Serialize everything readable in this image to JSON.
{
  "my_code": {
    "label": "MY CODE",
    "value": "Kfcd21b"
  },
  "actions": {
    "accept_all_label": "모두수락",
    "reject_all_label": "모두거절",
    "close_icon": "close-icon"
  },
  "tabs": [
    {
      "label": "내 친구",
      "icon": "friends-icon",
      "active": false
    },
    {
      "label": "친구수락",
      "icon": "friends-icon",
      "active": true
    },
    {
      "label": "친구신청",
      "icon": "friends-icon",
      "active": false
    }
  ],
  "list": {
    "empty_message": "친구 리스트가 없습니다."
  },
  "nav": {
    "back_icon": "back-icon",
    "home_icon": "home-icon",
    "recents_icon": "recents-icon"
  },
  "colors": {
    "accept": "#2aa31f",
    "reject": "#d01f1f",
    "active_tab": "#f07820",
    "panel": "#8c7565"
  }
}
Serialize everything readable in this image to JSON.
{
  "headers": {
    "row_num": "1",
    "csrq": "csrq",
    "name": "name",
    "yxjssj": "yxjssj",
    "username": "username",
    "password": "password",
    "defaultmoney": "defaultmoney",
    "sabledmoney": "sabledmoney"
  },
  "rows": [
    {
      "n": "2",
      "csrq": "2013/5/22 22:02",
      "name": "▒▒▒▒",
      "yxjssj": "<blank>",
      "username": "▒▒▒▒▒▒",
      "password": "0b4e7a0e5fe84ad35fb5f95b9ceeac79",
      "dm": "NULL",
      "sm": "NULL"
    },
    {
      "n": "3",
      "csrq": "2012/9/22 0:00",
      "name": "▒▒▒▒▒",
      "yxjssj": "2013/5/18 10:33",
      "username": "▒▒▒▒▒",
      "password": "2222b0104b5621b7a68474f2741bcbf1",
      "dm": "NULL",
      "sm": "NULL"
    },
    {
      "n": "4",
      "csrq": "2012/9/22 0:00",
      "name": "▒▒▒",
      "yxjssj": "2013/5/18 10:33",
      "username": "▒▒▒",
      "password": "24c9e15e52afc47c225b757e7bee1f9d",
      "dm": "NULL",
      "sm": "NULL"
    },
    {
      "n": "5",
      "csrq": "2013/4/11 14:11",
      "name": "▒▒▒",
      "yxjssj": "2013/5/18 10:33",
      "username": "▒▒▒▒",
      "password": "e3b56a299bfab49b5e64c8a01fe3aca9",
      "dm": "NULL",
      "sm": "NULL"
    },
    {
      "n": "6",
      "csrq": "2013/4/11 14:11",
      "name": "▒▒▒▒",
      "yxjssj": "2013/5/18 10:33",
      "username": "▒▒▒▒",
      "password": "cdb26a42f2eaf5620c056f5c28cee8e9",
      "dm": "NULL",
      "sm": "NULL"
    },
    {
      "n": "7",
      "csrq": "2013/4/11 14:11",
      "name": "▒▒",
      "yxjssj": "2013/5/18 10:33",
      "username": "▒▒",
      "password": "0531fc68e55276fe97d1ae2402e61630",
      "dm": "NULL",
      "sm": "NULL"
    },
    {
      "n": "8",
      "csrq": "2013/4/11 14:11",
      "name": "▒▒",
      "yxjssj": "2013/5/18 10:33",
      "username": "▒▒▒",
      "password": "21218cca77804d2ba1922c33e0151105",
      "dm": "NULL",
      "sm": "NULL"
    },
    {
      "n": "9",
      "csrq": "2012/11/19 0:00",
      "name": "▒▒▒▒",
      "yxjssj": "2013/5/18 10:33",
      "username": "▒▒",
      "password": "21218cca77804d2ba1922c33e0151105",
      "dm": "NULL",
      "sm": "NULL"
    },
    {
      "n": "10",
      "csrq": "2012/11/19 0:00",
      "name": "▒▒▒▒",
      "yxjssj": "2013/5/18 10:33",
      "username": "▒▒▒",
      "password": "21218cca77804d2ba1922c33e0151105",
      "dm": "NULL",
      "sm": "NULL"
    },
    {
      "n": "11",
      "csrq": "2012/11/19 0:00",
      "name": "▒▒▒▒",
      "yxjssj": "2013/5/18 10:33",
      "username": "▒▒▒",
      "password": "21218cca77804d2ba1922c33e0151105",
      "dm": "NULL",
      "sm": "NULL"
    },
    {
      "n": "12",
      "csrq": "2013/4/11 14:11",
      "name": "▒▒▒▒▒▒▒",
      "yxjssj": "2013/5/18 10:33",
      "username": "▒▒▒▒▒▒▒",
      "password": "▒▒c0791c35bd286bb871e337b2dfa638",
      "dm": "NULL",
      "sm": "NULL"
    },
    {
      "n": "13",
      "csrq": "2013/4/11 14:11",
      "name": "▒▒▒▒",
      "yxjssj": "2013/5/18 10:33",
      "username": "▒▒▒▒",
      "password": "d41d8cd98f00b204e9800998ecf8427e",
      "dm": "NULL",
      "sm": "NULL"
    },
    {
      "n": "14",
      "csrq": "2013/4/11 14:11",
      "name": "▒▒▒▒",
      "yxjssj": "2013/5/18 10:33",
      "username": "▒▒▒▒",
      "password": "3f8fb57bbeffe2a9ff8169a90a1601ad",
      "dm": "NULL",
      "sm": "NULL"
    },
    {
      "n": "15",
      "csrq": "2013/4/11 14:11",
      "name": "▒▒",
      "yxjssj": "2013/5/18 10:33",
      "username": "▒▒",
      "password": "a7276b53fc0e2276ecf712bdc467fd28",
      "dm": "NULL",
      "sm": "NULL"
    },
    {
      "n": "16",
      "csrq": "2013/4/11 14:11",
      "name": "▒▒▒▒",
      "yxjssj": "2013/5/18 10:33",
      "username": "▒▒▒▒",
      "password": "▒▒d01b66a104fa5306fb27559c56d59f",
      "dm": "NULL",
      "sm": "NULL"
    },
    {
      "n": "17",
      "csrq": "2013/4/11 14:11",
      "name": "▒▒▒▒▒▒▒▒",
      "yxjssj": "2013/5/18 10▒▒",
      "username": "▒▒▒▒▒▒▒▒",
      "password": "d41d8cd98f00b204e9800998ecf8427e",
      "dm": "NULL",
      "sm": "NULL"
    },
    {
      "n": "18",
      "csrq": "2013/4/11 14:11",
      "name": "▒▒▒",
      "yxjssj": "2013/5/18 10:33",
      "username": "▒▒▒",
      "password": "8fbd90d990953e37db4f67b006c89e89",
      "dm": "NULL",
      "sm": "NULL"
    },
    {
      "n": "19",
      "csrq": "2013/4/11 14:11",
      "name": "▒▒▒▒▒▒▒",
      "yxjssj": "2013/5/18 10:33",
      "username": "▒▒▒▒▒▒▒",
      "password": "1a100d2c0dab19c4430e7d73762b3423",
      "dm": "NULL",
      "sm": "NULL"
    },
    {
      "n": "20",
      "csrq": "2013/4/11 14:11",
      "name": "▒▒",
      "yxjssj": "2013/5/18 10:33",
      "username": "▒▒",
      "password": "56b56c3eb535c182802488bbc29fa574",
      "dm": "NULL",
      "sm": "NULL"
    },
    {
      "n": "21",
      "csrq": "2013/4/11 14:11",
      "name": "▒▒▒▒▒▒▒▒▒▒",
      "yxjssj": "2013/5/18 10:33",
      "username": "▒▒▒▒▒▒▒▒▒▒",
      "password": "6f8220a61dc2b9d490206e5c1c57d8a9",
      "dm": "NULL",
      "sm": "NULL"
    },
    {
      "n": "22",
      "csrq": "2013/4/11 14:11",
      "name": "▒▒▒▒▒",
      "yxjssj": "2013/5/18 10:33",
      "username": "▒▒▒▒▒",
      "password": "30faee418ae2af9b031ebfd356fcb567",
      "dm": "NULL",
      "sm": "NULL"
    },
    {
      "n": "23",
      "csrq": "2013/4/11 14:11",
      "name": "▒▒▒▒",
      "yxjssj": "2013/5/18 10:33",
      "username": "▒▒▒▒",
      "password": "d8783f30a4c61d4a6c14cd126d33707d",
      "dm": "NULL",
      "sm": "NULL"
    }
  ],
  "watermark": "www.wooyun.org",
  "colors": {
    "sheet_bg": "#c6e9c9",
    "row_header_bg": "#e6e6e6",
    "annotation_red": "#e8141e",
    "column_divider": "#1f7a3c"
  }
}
:::
* Aim *
Pull out all lines containing the word "icon" from the entries above.

* Result *
    "close_icon": "close-icon"
      "icon": "friends-icon",
      "icon": "friends-icon",
      "icon": "friends-icon",
    "back_icon": "back-icon",
    "home_icon": "home-icon",
    "recents_icon": "recents-icon"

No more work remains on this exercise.